■ Records shown:
====

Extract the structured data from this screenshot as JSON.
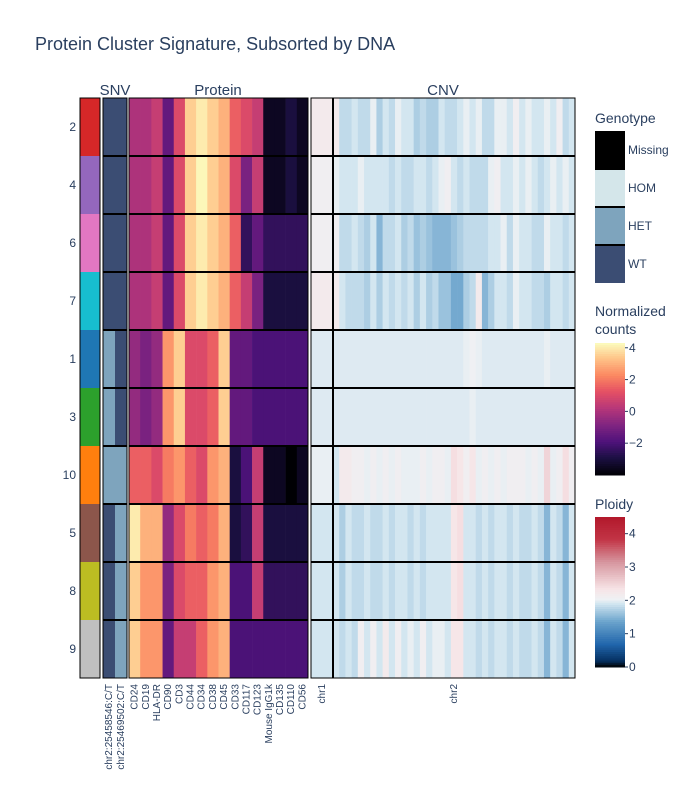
{
  "chart_data": {
    "type": "heatmap",
    "title": "Protein Cluster Signature, Subsorted by DNA",
    "panels": [
      {
        "name": "SNV",
        "columns": [
          "chr2:25458546:C/T",
          "chr2:25469502:C/T"
        ],
        "colorscale": "Genotype",
        "values": [
          [
            0,
            0
          ],
          [
            0,
            0
          ],
          [
            0,
            0
          ],
          [
            0,
            0
          ],
          [
            1,
            0
          ],
          [
            1,
            0
          ],
          [
            1,
            1
          ],
          [
            0,
            1
          ],
          [
            0,
            1
          ],
          [
            0,
            1
          ]
        ]
      },
      {
        "name": "Protein",
        "columns": [
          "CD24",
          "CD19",
          "HLA-DR",
          "CD90",
          "CD3",
          "CD44",
          "CD34",
          "CD38",
          "CD45",
          "CD33",
          "CD117",
          "CD123",
          "Mouse IgG1k",
          "CD135",
          "CD110",
          "CD56"
        ],
        "colorscale": "Normalized counts",
        "values": [
          [
            0.0,
            0.0,
            0.5,
            -1.5,
            1.0,
            3.5,
            4.0,
            3.5,
            3.0,
            1.5,
            1.0,
            0.5,
            -3.5,
            -3.5,
            -3.0,
            -3.5
          ],
          [
            0.0,
            0.0,
            0.5,
            -1.5,
            1.0,
            3.5,
            4.2,
            3.5,
            3.0,
            1.0,
            -1.0,
            0.5,
            -3.5,
            -3.5,
            -3.0,
            -3.5
          ],
          [
            0.0,
            0.0,
            0.5,
            -1.5,
            1.0,
            3.5,
            4.0,
            3.5,
            3.0,
            1.5,
            -2.5,
            -1.5,
            -2.5,
            -2.5,
            -2.5,
            -2.5
          ],
          [
            0.0,
            0.0,
            0.5,
            -1.5,
            1.0,
            3.5,
            4.0,
            3.5,
            3.0,
            1.5,
            0.5,
            -1.0,
            -3.0,
            -3.0,
            -3.0,
            -3.0
          ],
          [
            -0.5,
            -1.0,
            -0.5,
            2.5,
            3.5,
            1.0,
            1.0,
            1.5,
            3.5,
            -1.5,
            -1.5,
            -2.0,
            -2.0,
            -2.0,
            -2.0,
            -2.0
          ],
          [
            -0.5,
            -1.0,
            -0.5,
            2.5,
            3.5,
            1.0,
            1.0,
            1.5,
            3.5,
            -1.5,
            -1.5,
            -2.0,
            -2.0,
            -2.0,
            -2.0,
            -2.0
          ],
          [
            1.5,
            1.5,
            1.0,
            2.0,
            2.5,
            1.5,
            1.0,
            2.5,
            3.0,
            -3.0,
            -2.0,
            0.5,
            -3.5,
            -3.5,
            -4.0,
            -3.5
          ],
          [
            4.0,
            3.0,
            3.0,
            -0.5,
            1.0,
            2.0,
            1.5,
            2.0,
            3.0,
            -3.0,
            -2.5,
            0.5,
            -3.0,
            -3.0,
            -3.0,
            -3.0
          ],
          [
            3.5,
            2.5,
            2.5,
            -1.0,
            1.0,
            1.5,
            1.5,
            2.5,
            3.0,
            -2.0,
            -2.0,
            0.5,
            -2.5,
            -2.5,
            -2.5,
            -2.5
          ],
          [
            3.5,
            2.5,
            2.5,
            -1.5,
            0.5,
            0.5,
            1.5,
            2.5,
            3.0,
            -2.0,
            -2.0,
            -2.0,
            -2.0,
            -2.0,
            -2.0,
            -2.0
          ]
        ]
      },
      {
        "name": "CNV",
        "columns": [
          "chr1",
          "chr2"
        ],
        "colorscale": "Ploidy",
        "chr1_bins": 1,
        "values": [
          [
            2.2,
            2.2,
            1.8,
            1.8,
            1.9,
            1.8,
            1.8,
            2.0,
            1.7,
            1.9,
            1.8,
            2.0,
            1.9,
            1.9,
            1.7,
            1.8,
            1.7,
            1.7,
            1.9,
            1.8,
            1.8,
            1.9,
            2.0,
            1.9,
            2.0,
            1.8,
            1.8,
            2.0,
            2.0,
            1.9,
            2.1,
            1.9,
            2.0,
            1.9,
            1.9,
            2.0,
            1.9,
            2.1,
            1.8,
            1.9
          ],
          [
            2.1,
            2.0,
            1.9,
            1.9,
            1.9,
            2.0,
            1.9,
            1.9,
            1.9,
            1.9,
            1.8,
            1.9,
            1.8,
            1.8,
            1.9,
            1.9,
            1.8,
            1.9,
            2.0,
            2.1,
            1.9,
            1.8,
            1.9,
            1.8,
            1.8,
            1.8,
            2.0,
            2.1,
            1.9,
            1.9,
            2.0,
            1.9,
            2.0,
            1.9,
            1.8,
            1.9,
            2.0,
            1.9,
            2.0,
            1.9
          ],
          [
            2.1,
            2.1,
            1.8,
            1.8,
            1.9,
            1.8,
            1.7,
            1.9,
            1.5,
            1.8,
            1.8,
            1.9,
            1.7,
            1.8,
            1.6,
            1.7,
            1.6,
            1.5,
            1.5,
            1.5,
            1.6,
            1.7,
            1.8,
            1.8,
            1.8,
            1.8,
            1.9,
            1.9,
            2.0,
            1.8,
            2.0,
            1.9,
            1.9,
            1.8,
            1.8,
            2.0,
            1.9,
            1.9,
            1.8,
            1.9
          ],
          [
            2.2,
            2.2,
            1.9,
            1.8,
            1.8,
            1.8,
            1.7,
            1.9,
            1.7,
            1.9,
            1.8,
            1.9,
            1.8,
            1.9,
            1.7,
            1.9,
            1.7,
            1.8,
            1.6,
            1.6,
            1.4,
            1.4,
            1.7,
            1.8,
            2.2,
            1.5,
            1.7,
            1.9,
            1.9,
            1.8,
            2.0,
            1.9,
            1.9,
            1.8,
            1.8,
            1.7,
            1.9,
            1.9,
            1.8,
            1.9
          ],
          [
            1.95,
            1.95,
            1.95,
            1.95,
            1.95,
            1.95,
            1.95,
            1.95,
            1.95,
            1.95,
            1.95,
            1.95,
            1.95,
            1.95,
            1.95,
            1.95,
            1.95,
            1.95,
            1.95,
            1.95,
            1.95,
            1.95,
            2.0,
            2.05,
            2.0,
            1.95,
            1.95,
            1.95,
            1.95,
            1.95,
            1.95,
            1.95,
            1.95,
            1.95,
            1.95,
            2.0,
            1.95,
            1.95,
            1.95,
            1.95
          ],
          [
            1.95,
            1.95,
            1.95,
            1.95,
            1.95,
            1.95,
            1.95,
            1.95,
            1.95,
            1.95,
            1.95,
            1.95,
            1.95,
            1.95,
            1.95,
            1.95,
            1.95,
            1.95,
            1.95,
            1.95,
            1.95,
            1.95,
            1.95,
            2.0,
            1.95,
            1.95,
            1.95,
            1.95,
            1.95,
            1.95,
            1.95,
            1.95,
            1.95,
            1.95,
            1.95,
            1.95,
            1.95,
            1.95,
            1.95,
            1.95
          ],
          [
            2.0,
            1.9,
            2.2,
            2.2,
            2.1,
            2.1,
            2.0,
            2.1,
            2.0,
            2.1,
            2.0,
            2.1,
            2.0,
            2.0,
            2.0,
            2.1,
            2.0,
            2.1,
            2.1,
            2.0,
            2.4,
            2.3,
            2.1,
            2.3,
            2.0,
            2.1,
            2.0,
            2.1,
            2.0,
            2.1,
            2.1,
            2.1,
            2.0,
            2.1,
            2.0,
            2.5,
            2.0,
            2.1,
            2.4,
            2.1
          ],
          [
            1.9,
            1.9,
            1.7,
            1.9,
            1.8,
            1.8,
            1.9,
            1.8,
            1.8,
            1.9,
            1.8,
            1.9,
            1.9,
            1.8,
            1.9,
            1.8,
            1.9,
            1.9,
            1.9,
            1.9,
            2.3,
            2.4,
            1.9,
            1.9,
            1.8,
            1.9,
            1.8,
            1.9,
            1.9,
            1.8,
            1.9,
            1.8,
            1.8,
            1.9,
            1.8,
            1.5,
            1.9,
            1.8,
            1.5,
            1.9
          ],
          [
            1.9,
            1.9,
            1.7,
            1.9,
            1.8,
            1.8,
            1.9,
            1.8,
            1.8,
            1.9,
            1.8,
            1.9,
            1.9,
            1.8,
            1.9,
            1.8,
            1.9,
            1.9,
            1.9,
            1.9,
            2.3,
            2.4,
            1.9,
            1.9,
            1.8,
            1.9,
            1.8,
            1.9,
            1.9,
            1.8,
            1.9,
            1.8,
            1.8,
            1.9,
            1.8,
            1.5,
            1.9,
            1.8,
            1.5,
            1.9
          ],
          [
            1.9,
            1.9,
            1.8,
            1.9,
            1.8,
            2.1,
            1.9,
            2.1,
            1.9,
            2.2,
            1.9,
            2.1,
            1.9,
            2.0,
            1.9,
            2.1,
            1.9,
            2.0,
            2.0,
            1.9,
            2.3,
            2.3,
            1.9,
            1.9,
            1.8,
            1.9,
            1.8,
            1.9,
            1.9,
            1.8,
            1.9,
            1.8,
            1.8,
            1.9,
            1.8,
            1.5,
            1.9,
            1.8,
            1.5,
            1.9
          ]
        ]
      }
    ],
    "clusters": [
      {
        "label": "2",
        "color": "#d62728"
      },
      {
        "label": "4",
        "color": "#9467bd"
      },
      {
        "label": "6",
        "color": "#e377c2"
      },
      {
        "label": "7",
        "color": "#17becf"
      },
      {
        "label": "1",
        "color": "#1f77b4"
      },
      {
        "label": "3",
        "color": "#2ca02c"
      },
      {
        "label": "10",
        "color": "#ff7f0e"
      },
      {
        "label": "5",
        "color": "#8c564b"
      },
      {
        "label": "8",
        "color": "#bcbd22"
      },
      {
        "label": "9",
        "color": "#c0c0c0"
      }
    ],
    "legends": {
      "genotype": {
        "title": "Genotype",
        "categories": [
          "Missing",
          "HOM",
          "HET",
          "WT"
        ],
        "colors": [
          "#000000",
          "#d4e6ea",
          "#7ea4bd",
          "#3b4d73"
        ]
      },
      "normalized": {
        "title_line1": "Normalized",
        "title_line2": "counts",
        "ticks": [
          "4",
          "2",
          "0",
          "−2"
        ],
        "tick_values": [
          4,
          2,
          0,
          -2
        ],
        "range": [
          -4,
          4.3
        ]
      },
      "ploidy": {
        "title": "Ploidy",
        "ticks": [
          "4",
          "3",
          "2",
          "1",
          "0"
        ],
        "tick_values": [
          4,
          3,
          2,
          1,
          0
        ],
        "range": [
          0,
          4.5
        ]
      }
    }
  }
}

====

■ Activity: Find the string "label" in the material above. Then copy each line that has it.

■ Response below:
        "label": "2",
        "label": "4",
        "label": "6",
        "label": "7",
        "label": "1",
        "label": "3",
        "label": "10",
        "label": "5",
        "label": "8",
        "label": "9",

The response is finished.